Exercise requirements
The records below are to be copied word for word, with every picture left out.

(Excerpts from a figure dataset)
:::::
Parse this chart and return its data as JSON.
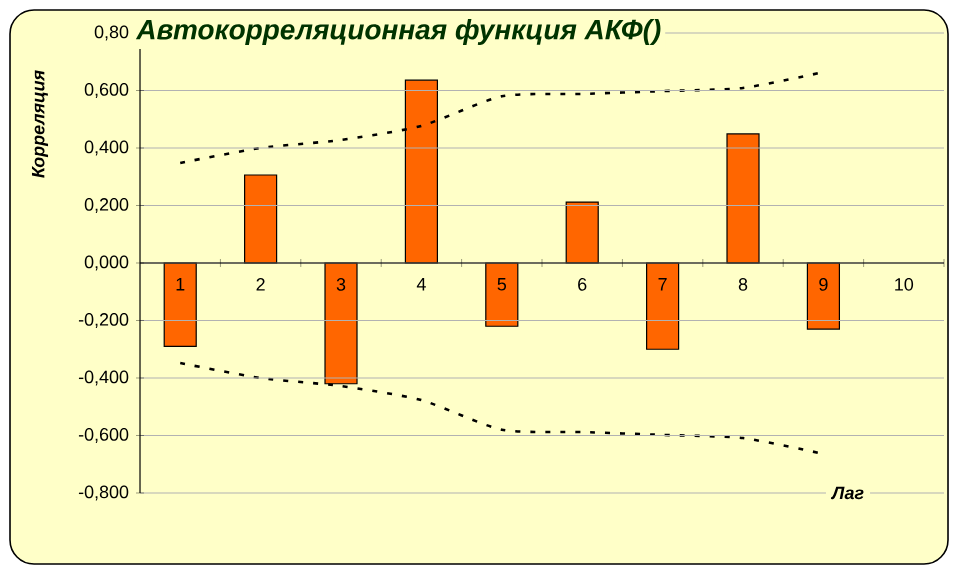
{
  "chart_data": {
    "type": "bar",
    "title": "Автокорреляционная функция АКФ()",
    "xlabel": "Лаг",
    "ylabel": "Корреляция",
    "categories": [
      "1",
      "2",
      "3",
      "4",
      "5",
      "6",
      "7",
      "8",
      "9",
      "10"
    ],
    "ylim": [
      -0.8,
      0.8
    ],
    "yticks": [
      {
        "value": -0.8,
        "label": "-0,800"
      },
      {
        "value": -0.6,
        "label": "-0,600"
      },
      {
        "value": -0.4,
        "label": "-0,400"
      },
      {
        "value": -0.2,
        "label": "-0,200"
      },
      {
        "value": 0,
        "label": "0,000"
      },
      {
        "value": 0.2,
        "label": "0,200"
      },
      {
        "value": 0.4,
        "label": "0,400"
      },
      {
        "value": 0.6,
        "label": "0,600"
      },
      {
        "value": 0.8,
        "label": "0,80"
      }
    ],
    "grid": "y",
    "marker": "none",
    "line_style": "dotted",
    "series": [
      {
        "color": "#ff6600",
        "values": [
          -0.29,
          0.306,
          -0.42,
          0.636,
          -0.22,
          0.212,
          -0.3,
          0.449,
          -0.23,
          null
        ]
      },
      {
        "type": "line",
        "color": "#000000",
        "values": [
          0.348,
          0.4,
          0.428,
          0.477,
          0.58,
          0.588,
          0.598,
          0.609,
          0.664,
          null
        ]
      },
      {
        "type": "line",
        "color": "#000000",
        "values": [
          -0.348,
          -0.4,
          -0.428,
          -0.477,
          -0.58,
          -0.588,
          -0.598,
          -0.609,
          -0.664,
          null
        ]
      }
    ]
  }
}
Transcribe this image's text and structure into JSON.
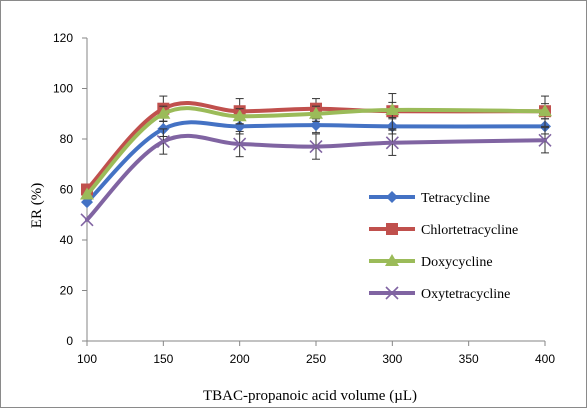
{
  "chart_data": {
    "type": "line",
    "title": "",
    "xlabel": "TBAC-propanoic acid volume (µL)",
    "ylabel": "ER (%)",
    "xlim": [
      100,
      400
    ],
    "ylim": [
      0,
      120
    ],
    "xticks": [
      100,
      150,
      200,
      250,
      300,
      350,
      400
    ],
    "yticks": [
      0,
      20,
      40,
      60,
      80,
      100,
      120
    ],
    "grid": false,
    "legend_position": "right",
    "x": [
      100,
      150,
      200,
      250,
      300,
      400
    ],
    "series": [
      {
        "name": "Tetracycline",
        "color": "#4472C4",
        "marker": "diamond",
        "values": [
          55,
          84,
          85,
          85.5,
          85,
          85
        ],
        "error": [
          0,
          3,
          3,
          3,
          3,
          3
        ]
      },
      {
        "name": "Chlortetracycline",
        "color": "#C0504D",
        "marker": "square",
        "values": [
          60,
          92,
          91,
          92,
          91,
          91
        ],
        "error": [
          0,
          5,
          5,
          4,
          7,
          6
        ]
      },
      {
        "name": "Doxycycline",
        "color": "#9BBB59",
        "marker": "triangle",
        "values": [
          58,
          90,
          89,
          90,
          91.5,
          91
        ],
        "error": [
          0,
          3,
          3,
          3,
          3,
          3
        ]
      },
      {
        "name": "Oxytetracycline",
        "color": "#8064A2",
        "marker": "x",
        "values": [
          48,
          79,
          78,
          77,
          78.5,
          79.5
        ],
        "error": [
          0,
          5,
          5,
          5,
          5,
          5
        ]
      }
    ]
  }
}
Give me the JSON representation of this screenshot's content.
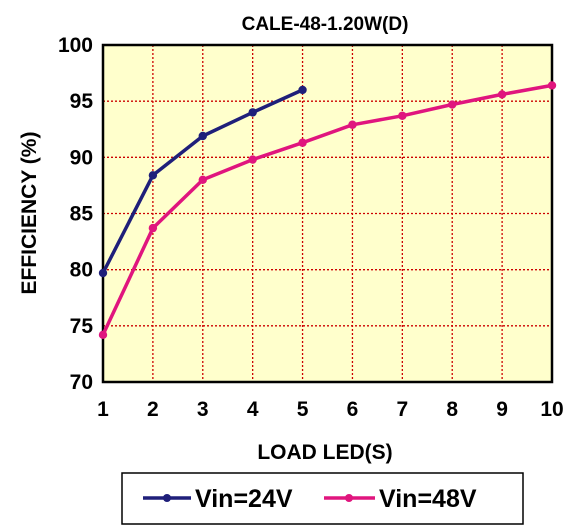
{
  "chart_data": {
    "type": "line",
    "title": "CALE-48-1.20W(D)",
    "xlabel": "LOAD LED(S)",
    "ylabel": "EFFICIENCY (%)",
    "x_ticks": [
      "1",
      "2",
      "3",
      "4",
      "5",
      "6",
      "7",
      "8",
      "9",
      "10"
    ],
    "y_ticks": [
      "70",
      "75",
      "80",
      "85",
      "90",
      "95",
      "100"
    ],
    "xlim": [
      1,
      10
    ],
    "ylim": [
      70,
      100
    ],
    "grid": true,
    "legend_position": "bottom",
    "plot_background": "#FFFFCC",
    "grid_color": "#CC0000",
    "series": [
      {
        "name": "Vin=24V",
        "color": "#1F1F7A",
        "x": [
          1,
          2,
          3,
          4,
          5
        ],
        "values": [
          79.7,
          88.4,
          91.9,
          94.0,
          96.0
        ]
      },
      {
        "name": "Vin=48V",
        "color": "#E0157E",
        "x": [
          1,
          2,
          3,
          4,
          5,
          6,
          7,
          8,
          9,
          10
        ],
        "values": [
          74.2,
          83.7,
          88.0,
          89.8,
          91.3,
          92.9,
          93.7,
          94.7,
          95.6,
          96.4
        ]
      }
    ]
  }
}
:::::
Exercise output
Parse this chart and return its data as JSON.
{
  "chart_data": {
    "type": "bar",
    "title": "Автокорреляционная функция АКФ()",
    "xlabel": "Лаг",
    "ylabel": "Корреляция",
    "categories": [
      "1",
      "2",
      "3",
      "4",
      "5",
      "6",
      "7",
      "8",
      "9",
      "10"
    ],
    "ylim": [
      -0.8,
      0.8
    ],
    "yticks": [
      {
        "value": -0.8,
        "label": "-0,800"
      },
      {
        "value": -0.6,
        "label": "-0,600"
      },
      {
        "value": -0.4,
        "label": "-0,400"
      },
      {
        "value": -0.2,
        "label": "-0,200"
      },
      {
        "value": 0,
        "label": "0,000"
      },
      {
        "value": 0.2,
        "label": "0,200"
      },
      {
        "value": 0.4,
        "label": "0,400"
      },
      {
        "value": 0.6,
        "label": "0,600"
      },
      {
        "value": 0.8,
        "label": "0,80"
      }
    ],
    "grid": "y",
    "marker": "none",
    "line_style": "dotted",
    "series": [
      {
        "color": "#ff6600",
        "values": [
          -0.29,
          0.306,
          -0.42,
          0.636,
          -0.22,
          0.212,
          -0.3,
          0.449,
          -0.23,
          null
        ]
      },
      {
        "type": "line",
        "color": "#000000",
        "values": [
          0.348,
          0.4,
          0.428,
          0.477,
          0.58,
          0.588,
          0.598,
          0.609,
          0.664,
          null
        ]
      },
      {
        "type": "line",
        "color": "#000000",
        "values": [
          -0.348,
          -0.4,
          -0.428,
          -0.477,
          -0.58,
          -0.588,
          -0.598,
          -0.609,
          -0.664,
          null
        ]
      }
    ]
  }
}
Transcribe this image's text and structure into JSON.
{
  "chart_data": {
    "type": "line",
    "title": "",
    "xlabel": "TBAC-propanoic acid volume (µL)",
    "ylabel": "ER (%)",
    "xlim": [
      100,
      400
    ],
    "ylim": [
      0,
      120
    ],
    "xticks": [
      100,
      150,
      200,
      250,
      300,
      350,
      400
    ],
    "yticks": [
      0,
      20,
      40,
      60,
      80,
      100,
      120
    ],
    "grid": false,
    "legend_position": "right",
    "x": [
      100,
      150,
      200,
      250,
      300,
      400
    ],
    "series": [
      {
        "name": "Tetracycline",
        "color": "#4472C4",
        "marker": "diamond",
        "values": [
          55,
          84,
          85,
          85.5,
          85,
          85
        ],
        "error": [
          0,
          3,
          3,
          3,
          3,
          3
        ]
      },
      {
        "name": "Chlortetracycline",
        "color": "#C0504D",
        "marker": "square",
        "values": [
          60,
          92,
          91,
          92,
          91,
          91
        ],
        "error": [
          0,
          5,
          5,
          4,
          7,
          6
        ]
      },
      {
        "name": "Doxycycline",
        "color": "#9BBB59",
        "marker": "triangle",
        "values": [
          58,
          90,
          89,
          90,
          91.5,
          91
        ],
        "error": [
          0,
          3,
          3,
          3,
          3,
          3
        ]
      },
      {
        "name": "Oxytetracycline",
        "color": "#8064A2",
        "marker": "x",
        "values": [
          48,
          79,
          78,
          77,
          78.5,
          79.5
        ],
        "error": [
          0,
          5,
          5,
          5,
          5,
          5
        ]
      }
    ]
  }
}
Give me the JSON representation of this screenshot's content.
{
  "chart_data": {
    "type": "line",
    "title": "CALE-48-1.20W(D)",
    "xlabel": "LOAD LED(S)",
    "ylabel": "EFFICIENCY (%)",
    "x_ticks": [
      "1",
      "2",
      "3",
      "4",
      "5",
      "6",
      "7",
      "8",
      "9",
      "10"
    ],
    "y_ticks": [
      "70",
      "75",
      "80",
      "85",
      "90",
      "95",
      "100"
    ],
    "xlim": [
      1,
      10
    ],
    "ylim": [
      70,
      100
    ],
    "grid": true,
    "legend_position": "bottom",
    "plot_background": "#FFFFCC",
    "grid_color": "#CC0000",
    "series": [
      {
        "name": "Vin=24V",
        "color": "#1F1F7A",
        "x": [
          1,
          2,
          3,
          4,
          5
        ],
        "values": [
          79.7,
          88.4,
          91.9,
          94.0,
          96.0
        ]
      },
      {
        "name": "Vin=48V",
        "color": "#E0157E",
        "x": [
          1,
          2,
          3,
          4,
          5,
          6,
          7,
          8,
          9,
          10
        ],
        "values": [
          74.2,
          83.7,
          88.0,
          89.8,
          91.3,
          92.9,
          93.7,
          94.7,
          95.6,
          96.4
        ]
      }
    ]
  }
}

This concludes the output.